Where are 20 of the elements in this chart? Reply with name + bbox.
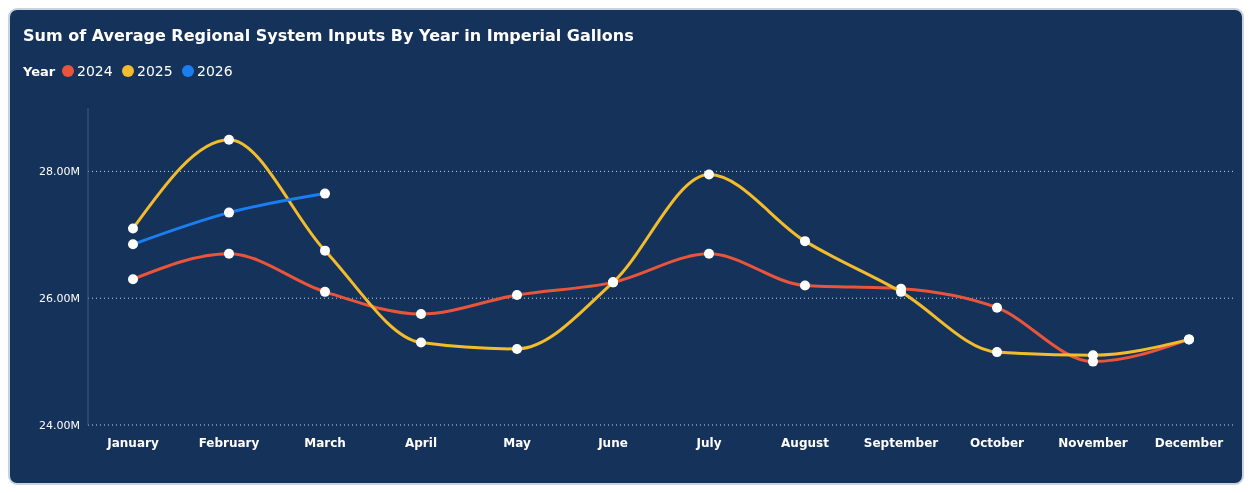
y-tick-label: 28.00M: [39, 165, 80, 179]
x-tick-label: July: [695, 436, 722, 450]
x-tick-label: April: [404, 436, 438, 450]
x-tick-label: August: [781, 436, 830, 450]
x-tick-label: November: [1058, 436, 1128, 450]
chart-title: Sum of Average Regional System Inputs By Year in Imperial Gallons: [23, 26, 634, 45]
legend-title: Year: [22, 64, 56, 79]
legend-label: 2026: [197, 63, 233, 79]
x-tick-label: February: [198, 436, 260, 450]
x-tick-label: October: [970, 436, 1025, 450]
legend-label: 2025: [137, 63, 173, 79]
x-tick-label: May: [503, 436, 531, 450]
x-tick-label: January: [106, 436, 159, 450]
y-tick-label: 24.00M: [39, 419, 80, 432]
x-tick-label: June: [597, 436, 628, 450]
legend-label: 2024: [77, 63, 113, 79]
x-tick-label: March: [304, 436, 346, 450]
y-tick-label: 26.00M: [39, 292, 80, 306]
x-tick-label: September: [863, 436, 939, 450]
x-tick-label: December: [1154, 436, 1224, 450]
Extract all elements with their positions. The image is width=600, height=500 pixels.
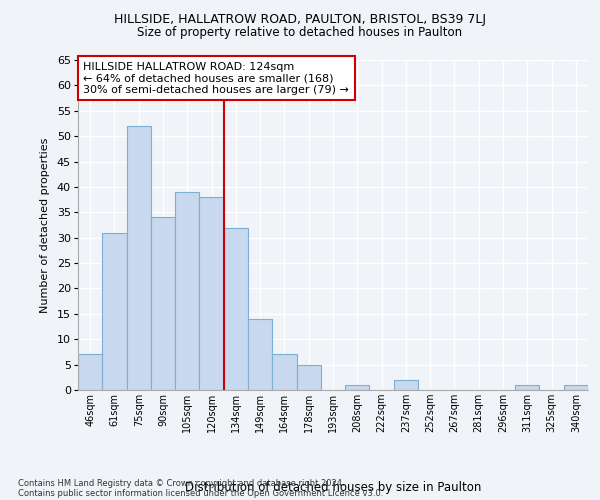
Bar [224, 228, 248, 390]
Text: HILLSIDE HALLATROW ROAD: 124sqm
← 64% of detached houses are smaller (168)
30% o: HILLSIDE HALLATROW ROAD: 124sqm ← 64% of… [83, 62, 349, 95]
Bar [515, 385, 539, 390]
Bar [127, 126, 151, 390]
Bar [272, 354, 296, 390]
Bar [248, 319, 272, 390]
Bar [199, 197, 224, 390]
Text: Size of property relative to detached houses in Paulton: Size of property relative to detached ho… [137, 26, 463, 39]
Bar [102, 232, 127, 390]
Bar [151, 218, 175, 390]
Text: HILLSIDE, HALLATROW ROAD, PAULTON, BRISTOL, BS39 7LJ: HILLSIDE, HALLATROW ROAD, PAULTON, BRIST… [114, 12, 486, 26]
Text: Contains HM Land Registry data © Crown copyright and database right 2024.: Contains HM Land Registry data © Crown c… [18, 478, 344, 488]
Bar [78, 354, 102, 390]
Bar [296, 364, 321, 390]
Y-axis label: Number of detached properties: Number of detached properties [40, 138, 50, 312]
Bar [175, 192, 199, 390]
Text: Contains public sector information licensed under the Open Government Licence v3: Contains public sector information licen… [18, 488, 383, 498]
Bar [394, 380, 418, 390]
Bar [564, 385, 588, 390]
Bar [345, 385, 370, 390]
X-axis label: Distribution of detached houses by size in Paulton: Distribution of detached houses by size … [185, 481, 481, 494]
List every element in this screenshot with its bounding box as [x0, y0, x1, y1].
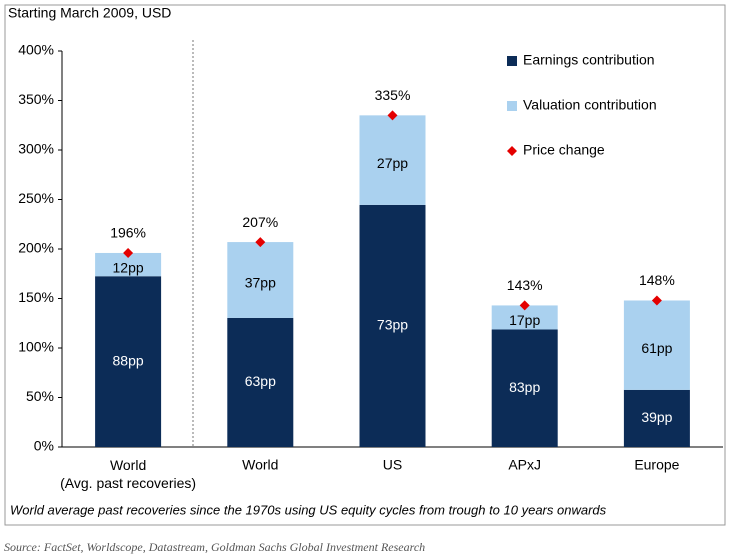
x-tick-label: World (Avg. past recoveries): [60, 457, 196, 491]
price-label: 143%: [507, 277, 543, 293]
x-tick-label: World: [242, 457, 278, 473]
bar-segment: [227, 317, 294, 447]
price-label: 148%: [639, 272, 675, 288]
data-label: 17pp: [509, 312, 540, 328]
x-tick-label: APxJ: [508, 457, 541, 473]
legend-label: Earnings contribution: [523, 52, 655, 68]
legend-swatch: [507, 146, 517, 156]
data-label: 83pp: [509, 379, 540, 395]
data-label: 12pp: [113, 259, 144, 275]
y-tick-label: 250%: [18, 190, 54, 206]
data-label: 63pp: [245, 373, 276, 389]
y-tick-label: 400%: [18, 42, 54, 58]
price-marker: [255, 237, 266, 248]
y-tick-label: 350%: [18, 91, 54, 107]
bar-segment: [623, 389, 690, 447]
bar-segment: [491, 329, 558, 447]
x-tick-label: US: [383, 457, 402, 473]
footnote: World average past recoveries since the …: [10, 502, 607, 517]
x-tick-label: Europe: [634, 457, 679, 473]
chart-frame: [4, 4, 726, 526]
legend-label: Valuation contribution: [523, 97, 657, 113]
bar-segment: [95, 276, 162, 447]
y-tick-label: 100%: [18, 339, 54, 355]
y-tick-label: 150%: [18, 289, 54, 305]
price-marker: [651, 295, 662, 306]
legend-swatch: [507, 101, 517, 111]
y-tick-label: 300%: [18, 141, 54, 157]
subtitle: Starting March 2009, USD: [8, 5, 171, 21]
y-tick-label: 0%: [34, 438, 54, 454]
price-label: 335%: [375, 87, 411, 103]
source: Source: FactSet, Worldscope, Datastream,…: [4, 540, 425, 554]
data-label: 27pp: [377, 155, 408, 171]
data-label: 88pp: [113, 352, 144, 368]
price-marker: [123, 247, 134, 258]
legend-swatch: [507, 56, 517, 66]
data-label: 39pp: [641, 409, 672, 425]
data-label: 61pp: [641, 340, 672, 356]
data-label: 37pp: [245, 275, 276, 291]
y-tick-label: 50%: [26, 388, 54, 404]
legend-label: Price change: [523, 142, 605, 158]
bar-segment: [227, 242, 294, 318]
price-marker: [519, 300, 530, 311]
bar-segment: [623, 300, 690, 390]
price-marker: [387, 110, 398, 121]
bar-segment: [95, 252, 162, 277]
data-label: 73pp: [377, 317, 408, 333]
price-label: 207%: [242, 214, 278, 230]
bar-segment: [359, 115, 426, 205]
price-label: 196%: [110, 225, 146, 241]
y-tick-label: 200%: [18, 240, 54, 256]
bar-segment: [359, 204, 426, 447]
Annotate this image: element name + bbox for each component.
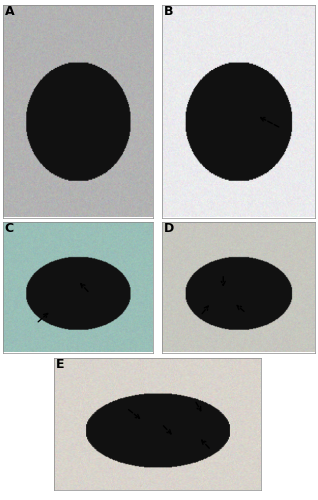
· · · · ·
Copy out the lines from the records verbatim, beginning at the line that contains "y-tick-label: 28.00M: [39, 165, 80, 179]" and stopping after the line that contains "x-tick-label: June: [597, 436, 628, 450]".

y-tick-label: 28.00M: [39, 165, 80, 179]
x-tick-label: July: [695, 436, 722, 450]
x-tick-label: April: [404, 436, 438, 450]
x-tick-label: August: [781, 436, 830, 450]
x-tick-label: November: [1058, 436, 1128, 450]
chart-title: Sum of Average Regional System Inputs By Year in Imperial Gallons: [23, 26, 634, 45]
legend-title: Year: [22, 64, 56, 79]
legend-label: 2026: [197, 63, 233, 79]
x-tick-label: February: [198, 436, 260, 450]
x-tick-label: October: [970, 436, 1025, 450]
legend-label: 2025: [137, 63, 173, 79]
x-tick-label: May: [503, 436, 531, 450]
x-tick-label: January: [106, 436, 159, 450]
y-tick-label: 24.00M: [39, 419, 80, 432]
x-tick-label: June: [597, 436, 628, 450]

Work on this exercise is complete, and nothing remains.